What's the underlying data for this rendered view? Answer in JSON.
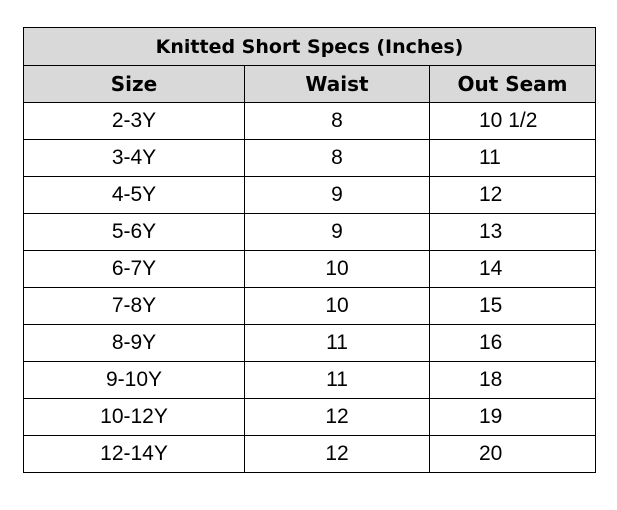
{
  "table": {
    "title": "Knitted Short Specs (Inches)",
    "headers": [
      "Size",
      "Waist",
      "Out Seam"
    ],
    "rows": [
      [
        "2-3Y",
        "8",
        "10 1/2"
      ],
      [
        "3-4Y",
        "8",
        "11"
      ],
      [
        "4-5Y",
        "9",
        "12"
      ],
      [
        "5-6Y",
        "9",
        "13"
      ],
      [
        "6-7Y",
        "10",
        "14"
      ],
      [
        "7-8Y",
        "10",
        "15"
      ],
      [
        "8-9Y",
        "11",
        "16"
      ],
      [
        "9-10Y",
        "11",
        "18"
      ],
      [
        "10-12Y",
        "12",
        "19"
      ],
      [
        "12-14Y",
        "12",
        "20"
      ]
    ],
    "header_bg": "#d9d9d9"
  }
}
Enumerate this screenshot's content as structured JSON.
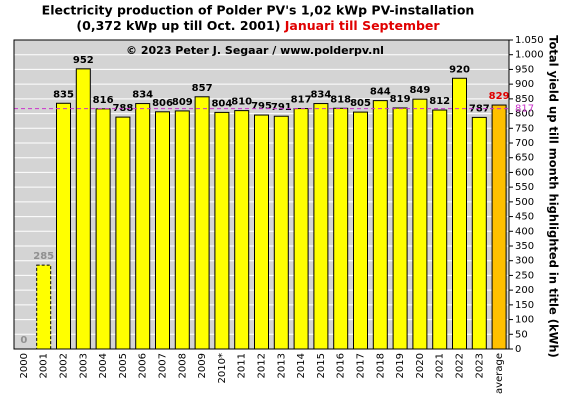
════════
#### [Your instructions]
Quote the material exactly. Pictures stay out.

#### [Exercise result]
What's the underlying data for this rendered view? Answer in JSON.
{
  "table": {
    "title": "Knitted Short Specs (Inches)",
    "headers": [
      "Size",
      "Waist",
      "Out Seam"
    ],
    "rows": [
      [
        "2-3Y",
        "8",
        "10 1/2"
      ],
      [
        "3-4Y",
        "8",
        "11"
      ],
      [
        "4-5Y",
        "9",
        "12"
      ],
      [
        "5-6Y",
        "9",
        "13"
      ],
      [
        "6-7Y",
        "10",
        "14"
      ],
      [
        "7-8Y",
        "10",
        "15"
      ],
      [
        "8-9Y",
        "11",
        "16"
      ],
      [
        "9-10Y",
        "11",
        "18"
      ],
      [
        "10-12Y",
        "12",
        "19"
      ],
      [
        "12-14Y",
        "12",
        "20"
      ]
    ],
    "header_bg": "#d9d9d9"
  }
}
Enumerate this screenshot's content as structured JSON.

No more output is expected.